+++ The input +++
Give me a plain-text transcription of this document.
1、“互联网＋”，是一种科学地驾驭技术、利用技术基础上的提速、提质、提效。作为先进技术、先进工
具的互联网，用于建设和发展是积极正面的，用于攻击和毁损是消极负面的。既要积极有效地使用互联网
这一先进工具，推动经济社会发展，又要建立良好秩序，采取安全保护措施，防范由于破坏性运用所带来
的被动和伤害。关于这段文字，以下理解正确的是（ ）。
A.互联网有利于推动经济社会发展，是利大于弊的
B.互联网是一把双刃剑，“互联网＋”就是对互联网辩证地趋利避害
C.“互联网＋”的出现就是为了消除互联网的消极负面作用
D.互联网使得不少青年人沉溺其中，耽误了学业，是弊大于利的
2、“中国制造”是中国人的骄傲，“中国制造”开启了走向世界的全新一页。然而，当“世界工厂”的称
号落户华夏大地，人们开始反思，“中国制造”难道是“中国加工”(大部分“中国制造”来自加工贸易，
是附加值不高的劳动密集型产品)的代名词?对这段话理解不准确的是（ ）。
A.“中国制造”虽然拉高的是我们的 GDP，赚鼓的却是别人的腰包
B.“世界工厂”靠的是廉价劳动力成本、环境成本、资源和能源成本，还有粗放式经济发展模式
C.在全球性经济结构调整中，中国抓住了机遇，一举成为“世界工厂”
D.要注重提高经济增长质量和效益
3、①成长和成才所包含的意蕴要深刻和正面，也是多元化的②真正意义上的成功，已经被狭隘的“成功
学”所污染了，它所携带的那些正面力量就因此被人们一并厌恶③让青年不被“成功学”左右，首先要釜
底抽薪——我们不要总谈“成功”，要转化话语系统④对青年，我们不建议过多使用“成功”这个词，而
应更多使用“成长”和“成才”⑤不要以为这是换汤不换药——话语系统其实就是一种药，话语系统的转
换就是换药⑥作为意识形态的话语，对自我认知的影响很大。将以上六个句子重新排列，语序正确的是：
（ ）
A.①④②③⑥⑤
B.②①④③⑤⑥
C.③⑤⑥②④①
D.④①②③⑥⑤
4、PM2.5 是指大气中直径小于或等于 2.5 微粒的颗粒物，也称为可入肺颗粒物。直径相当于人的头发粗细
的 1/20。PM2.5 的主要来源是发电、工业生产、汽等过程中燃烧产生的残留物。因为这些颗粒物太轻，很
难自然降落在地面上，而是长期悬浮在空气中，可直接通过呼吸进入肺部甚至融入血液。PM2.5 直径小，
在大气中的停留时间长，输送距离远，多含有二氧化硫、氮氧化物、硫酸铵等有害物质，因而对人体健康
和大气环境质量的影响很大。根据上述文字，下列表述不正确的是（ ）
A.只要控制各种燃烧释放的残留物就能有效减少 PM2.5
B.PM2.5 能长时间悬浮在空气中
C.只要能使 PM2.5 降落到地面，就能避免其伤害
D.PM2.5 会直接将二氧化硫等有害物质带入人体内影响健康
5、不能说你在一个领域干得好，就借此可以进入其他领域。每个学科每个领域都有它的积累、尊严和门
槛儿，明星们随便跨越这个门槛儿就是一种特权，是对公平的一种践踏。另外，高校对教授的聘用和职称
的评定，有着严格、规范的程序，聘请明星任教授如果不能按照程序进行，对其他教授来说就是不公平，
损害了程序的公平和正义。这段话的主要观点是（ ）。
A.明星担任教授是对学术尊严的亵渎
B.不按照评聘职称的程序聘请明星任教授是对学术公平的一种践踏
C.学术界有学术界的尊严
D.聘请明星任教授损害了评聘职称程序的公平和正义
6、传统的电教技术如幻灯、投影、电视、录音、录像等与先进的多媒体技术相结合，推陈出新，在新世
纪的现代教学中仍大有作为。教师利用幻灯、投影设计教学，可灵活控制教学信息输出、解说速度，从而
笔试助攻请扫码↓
+++
** Your instructions **
Write out every entry above, word for word.

** Expected output **
Give me a plain-text transcription of this document.
1、“互联网＋”，是一种科学地驾驭技术、利用技术基础上的提速、提质、提效。作为先进技术、先进工
具的互联网，用于建设和发展是积极正面的，用于攻击和毁损是消极负面的。既要积极有效地使用互联网
这一先进工具，推动经济社会发展，又要建立良好秩序，采取安全保护措施，防范由于破坏性运用所带来
的被动和伤害。关于这段文字，以下理解正确的是（ ）。
A.互联网有利于推动经济社会发展，是利大于弊的
B.互联网是一把双刃剑，“互联网＋”就是对互联网辩证地趋利避害
C.“互联网＋”的出现就是为了消除互联网的消极负面作用
D.互联网使得不少青年人沉溺其中，耽误了学业，是弊大于利的
2、“中国制造”是中国人的骄傲，“中国制造”开启了走向世界的全新一页。然而，当“世界工厂”的称
号落户华夏大地，人们开始反思，“中国制造”难道是“中国加工”(大部分“中国制造”来自加工贸易，
是附加值不高的劳动密集型产品)的代名词?对这段话理解不准确的是（ ）。
A.“中国制造”虽然拉高的是我们的 GDP，赚鼓的却是别人的腰包
B.“世界工厂”靠的是廉价劳动力成本、环境成本、资源和能源成本，还有粗放式经济发展模式
C.在全球性经济结构调整中，中国抓住了机遇，一举成为“世界工厂”
D.要注重提高经济增长质量和效益
3、①成长和成才所包含的意蕴要深刻和正面，也是多元化的②真正意义上的成功，已经被狭隘的“成功
学”所污染了，它所携带的那些正面力量就因此被人们一并厌恶③让青年不被“成功学”左右，首先要釜
底抽薪——我们不要总谈“成功”，要转化话语系统④对青年，我们不建议过多使用“成功”这个词，而
应更多使用“成长”和“成才”⑤不要以为这是换汤不换药——话语系统其实就是一种药，话语系统的转
换就是换药⑥作为意识形态的话语，对自我认知的影响很大。将以上六个句子重新排列，语序正确的是：
（ ）
A.①④②③⑥⑤
B.②①④③⑤⑥
C.③⑤⑥②④①
D.④①②③⑥⑤
4、PM2.5 是指大气中直径小于或等于 2.5 微粒的颗粒物，也称为可入肺颗粒物。直径相当于人的头发粗细
的 1/20。PM2.5 的主要来源是发电、工业生产、汽等过程中燃烧产生的残留物。因为这些颗粒物太轻，很
难自然降落在地面上，而是长期悬浮在空气中，可直接通过呼吸进入肺部甚至融入血液。PM2.5 直径小，
在大气中的停留时间长，输送距离远，多含有二氧化硫、氮氧化物、硫酸铵等有害物质，因而对人体健康
和大气环境质量的影响很大。根据上述文字，下列表述不正确的是（ ）
A.只要控制各种燃烧释放的残留物就能有效减少 PM2.5
B.PM2.5 能长时间悬浮在空气中
C.只要能使 PM2.5 降落到地面，就能避免其伤害
D.PM2.5 会直接将二氧化硫等有害物质带入人体内影响健康
5、不能说你在一个领域干得好，就借此可以进入其他领域。每个学科每个领域都有它的积累、尊严和门
槛儿，明星们随便跨越这个门槛儿就是一种特权，是对公平的一种践踏。另外，高校对教授的聘用和职称
的评定，有着严格、规范的程序，聘请明星任教授如果不能按照程序进行，对其他教授来说就是不公平，
损害了程序的公平和正义。这段话的主要观点是（ ）。
A.明星担任教授是对学术尊严的亵渎
B.不按照评聘职称的程序聘请明星任教授是对学术公平的一种践踏
C.学术界有学术界的尊严
D.聘请明星任教授损害了评聘职称程序的公平和正义
6、传统的电教技术如幻灯、投影、电视、录音、录像等与先进的多媒体技术相结合，推陈出新，在新世
纪的现代教学中仍大有作为。教师利用幻灯、投影设计教学，可灵活控制教学信息输出、解说速度，从而
笔试助攻请扫码↓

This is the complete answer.